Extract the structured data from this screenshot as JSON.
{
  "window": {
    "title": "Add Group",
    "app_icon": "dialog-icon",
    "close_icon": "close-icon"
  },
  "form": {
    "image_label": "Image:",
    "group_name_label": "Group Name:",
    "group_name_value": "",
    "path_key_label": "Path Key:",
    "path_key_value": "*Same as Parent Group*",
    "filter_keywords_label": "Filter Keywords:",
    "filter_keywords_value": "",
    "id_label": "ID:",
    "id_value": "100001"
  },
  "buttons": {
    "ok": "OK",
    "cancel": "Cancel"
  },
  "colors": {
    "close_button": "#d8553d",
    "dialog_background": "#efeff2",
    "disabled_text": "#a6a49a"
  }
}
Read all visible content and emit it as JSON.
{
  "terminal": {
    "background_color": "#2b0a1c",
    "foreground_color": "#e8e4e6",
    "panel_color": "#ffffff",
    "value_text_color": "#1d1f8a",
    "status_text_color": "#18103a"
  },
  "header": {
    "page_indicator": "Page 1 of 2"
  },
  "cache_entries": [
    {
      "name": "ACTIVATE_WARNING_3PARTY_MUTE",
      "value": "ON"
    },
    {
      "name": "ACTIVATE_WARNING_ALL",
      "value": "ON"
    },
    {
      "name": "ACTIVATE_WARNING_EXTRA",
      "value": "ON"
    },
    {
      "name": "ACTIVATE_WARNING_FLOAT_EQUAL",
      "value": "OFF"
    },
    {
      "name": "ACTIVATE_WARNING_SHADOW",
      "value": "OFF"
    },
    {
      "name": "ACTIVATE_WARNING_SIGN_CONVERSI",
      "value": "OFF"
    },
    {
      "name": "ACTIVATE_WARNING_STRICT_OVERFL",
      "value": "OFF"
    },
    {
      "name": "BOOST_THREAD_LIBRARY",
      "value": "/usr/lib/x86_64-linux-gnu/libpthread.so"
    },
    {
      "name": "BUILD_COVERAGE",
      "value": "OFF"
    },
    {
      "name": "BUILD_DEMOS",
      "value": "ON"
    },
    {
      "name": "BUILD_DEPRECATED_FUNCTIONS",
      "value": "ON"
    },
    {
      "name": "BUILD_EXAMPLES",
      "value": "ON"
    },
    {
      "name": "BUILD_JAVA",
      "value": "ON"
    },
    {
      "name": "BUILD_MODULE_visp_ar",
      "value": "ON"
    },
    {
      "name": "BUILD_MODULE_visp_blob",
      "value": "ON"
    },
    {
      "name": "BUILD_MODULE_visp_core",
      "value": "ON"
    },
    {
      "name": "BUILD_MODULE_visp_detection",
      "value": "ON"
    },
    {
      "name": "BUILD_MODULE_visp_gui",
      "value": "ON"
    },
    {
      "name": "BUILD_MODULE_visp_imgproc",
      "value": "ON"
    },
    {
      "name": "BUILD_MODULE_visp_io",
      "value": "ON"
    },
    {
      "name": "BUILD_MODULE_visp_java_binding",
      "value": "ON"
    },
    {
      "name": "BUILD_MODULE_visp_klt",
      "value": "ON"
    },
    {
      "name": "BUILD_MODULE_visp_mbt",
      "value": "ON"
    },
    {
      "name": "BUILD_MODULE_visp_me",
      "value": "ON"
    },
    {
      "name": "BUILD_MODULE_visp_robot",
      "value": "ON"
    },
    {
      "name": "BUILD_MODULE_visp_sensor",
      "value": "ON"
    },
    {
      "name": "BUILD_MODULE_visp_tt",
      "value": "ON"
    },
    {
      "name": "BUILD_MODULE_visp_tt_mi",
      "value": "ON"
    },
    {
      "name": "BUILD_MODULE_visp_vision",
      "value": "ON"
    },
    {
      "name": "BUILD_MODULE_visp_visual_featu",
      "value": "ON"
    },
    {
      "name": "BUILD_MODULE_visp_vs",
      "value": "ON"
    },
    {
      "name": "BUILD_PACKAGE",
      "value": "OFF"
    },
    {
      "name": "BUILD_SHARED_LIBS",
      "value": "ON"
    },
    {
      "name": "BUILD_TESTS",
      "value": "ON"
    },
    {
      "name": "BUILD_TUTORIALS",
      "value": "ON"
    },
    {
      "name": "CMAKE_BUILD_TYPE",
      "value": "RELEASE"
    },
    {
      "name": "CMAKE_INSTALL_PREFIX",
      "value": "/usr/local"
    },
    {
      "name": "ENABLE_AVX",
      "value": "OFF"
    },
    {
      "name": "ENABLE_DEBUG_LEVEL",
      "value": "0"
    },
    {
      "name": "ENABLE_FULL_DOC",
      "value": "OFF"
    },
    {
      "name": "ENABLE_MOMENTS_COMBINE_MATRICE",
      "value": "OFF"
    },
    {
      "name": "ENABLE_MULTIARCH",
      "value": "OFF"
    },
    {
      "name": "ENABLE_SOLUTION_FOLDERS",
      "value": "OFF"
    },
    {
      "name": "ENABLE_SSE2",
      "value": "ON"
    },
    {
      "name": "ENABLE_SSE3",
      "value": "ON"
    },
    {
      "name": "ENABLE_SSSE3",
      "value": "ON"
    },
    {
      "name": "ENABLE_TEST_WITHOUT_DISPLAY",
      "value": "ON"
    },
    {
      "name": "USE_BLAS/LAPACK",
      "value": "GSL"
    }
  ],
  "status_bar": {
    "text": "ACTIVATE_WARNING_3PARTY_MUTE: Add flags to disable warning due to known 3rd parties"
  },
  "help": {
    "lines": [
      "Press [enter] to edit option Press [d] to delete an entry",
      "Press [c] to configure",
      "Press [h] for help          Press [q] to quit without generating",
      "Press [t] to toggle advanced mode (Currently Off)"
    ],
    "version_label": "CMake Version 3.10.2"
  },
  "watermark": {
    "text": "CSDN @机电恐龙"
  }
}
┄┄┄┄┄┄
Exercise details: Extract each entry in full, exactly as given.

Full response:
Extract the structured data from this screenshot as JSON.
{
  "window": {
    "title": "Add Group",
    "app_icon": "dialog-icon",
    "close_icon": "close-icon"
  },
  "form": {
    "image_label": "Image:",
    "group_name_label": "Group Name:",
    "group_name_value": "",
    "path_key_label": "Path Key:",
    "path_key_value": "*Same as Parent Group*",
    "filter_keywords_label": "Filter Keywords:",
    "filter_keywords_value": "",
    "id_label": "ID:",
    "id_value": "100001"
  },
  "buttons": {
    "ok": "OK",
    "cancel": "Cancel"
  },
  "colors": {
    "close_button": "#d8553d",
    "dialog_background": "#efeff2",
    "disabled_text": "#a6a49a"
  }
}
Read all visible content and emit it as JSON.
{
  "terminal": {
    "background_color": "#2b0a1c",
    "foreground_color": "#e8e4e6",
    "panel_color": "#ffffff",
    "value_text_color": "#1d1f8a",
    "status_text_color": "#18103a"
  },
  "header": {
    "page_indicator": "Page 1 of 2"
  },
  "cache_entries": [
    {
      "name": "ACTIVATE_WARNING_3PARTY_MUTE",
      "value": "ON"
    },
    {
      "name": "ACTIVATE_WARNING_ALL",
      "value": "ON"
    },
    {
      "name": "ACTIVATE_WARNING_EXTRA",
      "value": "ON"
    },
    {
      "name": "ACTIVATE_WARNING_FLOAT_EQUAL",
      "value": "OFF"
    },
    {
      "name": "ACTIVATE_WARNING_SHADOW",
      "value": "OFF"
    },
    {
      "name": "ACTIVATE_WARNING_SIGN_CONVERSI",
      "value": "OFF"
    },
    {
      "name": "ACTIVATE_WARNING_STRICT_OVERFL",
      "value": "OFF"
    },
    {
      "name": "BOOST_THREAD_LIBRARY",
      "value": "/usr/lib/x86_64-linux-gnu/libpthread.so"
    },
    {
      "name": "BUILD_COVERAGE",
      "value": "OFF"
    },
    {
      "name": "BUILD_DEMOS",
      "value": "ON"
    },
    {
      "name": "BUILD_DEPRECATED_FUNCTIONS",
      "value": "ON"
    },
    {
      "name": "BUILD_EXAMPLES",
      "value": "ON"
    },
    {
      "name": "BUILD_JAVA",
      "value": "ON"
    },
    {
      "name": "BUILD_MODULE_visp_ar",
      "value": "ON"
    },
    {
      "name": "BUILD_MODULE_visp_blob",
      "value": "ON"
    },
    {
      "name": "BUILD_MODULE_visp_core",
      "value": "ON"
    },
    {
      "name": "BUILD_MODULE_visp_detection",
      "value": "ON"
    },
    {
      "name": "BUILD_MODULE_visp_gui",
      "value": "ON"
    },
    {
      "name": "BUILD_MODULE_visp_imgproc",
      "value": "ON"
    },
    {
      "name": "BUILD_MODULE_visp_io",
      "value": "ON"
    },
    {
      "name": "BUILD_MODULE_visp_java_binding",
      "value": "ON"
    },
    {
      "name": "BUILD_MODULE_visp_klt",
      "value": "ON"
    },
    {
      "name": "BUILD_MODULE_visp_mbt",
      "value": "ON"
    },
    {
      "name": "BUILD_MODULE_visp_me",
      "value": "ON"
    },
    {
      "name": "BUILD_MODULE_visp_robot",
      "value": "ON"
    },
    {
      "name": "BUILD_MODULE_visp_sensor",
      "value": "ON"
    },
    {
      "name": "BUILD_MODULE_visp_tt",
      "value": "ON"
    },
    {
      "name": "BUILD_MODULE_visp_tt_mi",
      "value": "ON"
    },
    {
      "name": "BUILD_MODULE_visp_vision",
      "value": "ON"
    },
    {
      "name": "BUILD_MODULE_visp_visual_featu",
      "value": "ON"
    },
    {
      "name": "BUILD_MODULE_visp_vs",
      "value": "ON"
    },
    {
      "name": "BUILD_PACKAGE",
      "value": "OFF"
    },
    {
      "name": "BUILD_SHARED_LIBS",
      "value": "ON"
    },
    {
      "name": "BUILD_TESTS",
      "value": "ON"
    },
    {
      "name": "BUILD_TUTORIALS",
      "value": "ON"
    },
    {
      "name": "CMAKE_BUILD_TYPE",
      "value": "RELEASE"
    },
    {
      "name": "CMAKE_INSTALL_PREFIX",
      "value": "/usr/local"
    },
    {
      "name": "ENABLE_AVX",
      "value": "OFF"
    },
    {
      "name": "ENABLE_DEBUG_LEVEL",
      "value": "0"
    },
    {
      "name": "ENABLE_FULL_DOC",
      "value": "OFF"
    },
    {
      "name": "ENABLE_MOMENTS_COMBINE_MATRICE",
      "value": "OFF"
    },
    {
      "name": "ENABLE_MULTIARCH",
      "value": "OFF"
    },
    {
      "name": "ENABLE_SOLUTION_FOLDERS",
      "value": "OFF"
    },
    {
      "name": "ENABLE_SSE2",
      "value": "ON"
    },
    {
      "name": "ENABLE_SSE3",
      "value": "ON"
    },
    {
      "name": "ENABLE_SSSE3",
      "value": "ON"
    },
    {
      "name": "ENABLE_TEST_WITHOUT_DISPLAY",
      "value": "ON"
    },
    {
      "name": "USE_BLAS/LAPACK",
      "value": "GSL"
    }
  ],
  "status_bar": {
    "text": "ACTIVATE_WARNING_3PARTY_MUTE: Add flags to disable warning due to known 3rd parties"
  },
  "help": {
    "lines": [
      "Press [enter] to edit option Press [d] to delete an entry",
      "Press [c] to configure",
      "Press [h] for help          Press [q] to quit without generating",
      "Press [t] to toggle advanced mode (Currently Off)"
    ],
    "version_label": "CMake Version 3.10.2"
  },
  "watermark": {
    "text": "CSDN @机电恐龙"
  }
}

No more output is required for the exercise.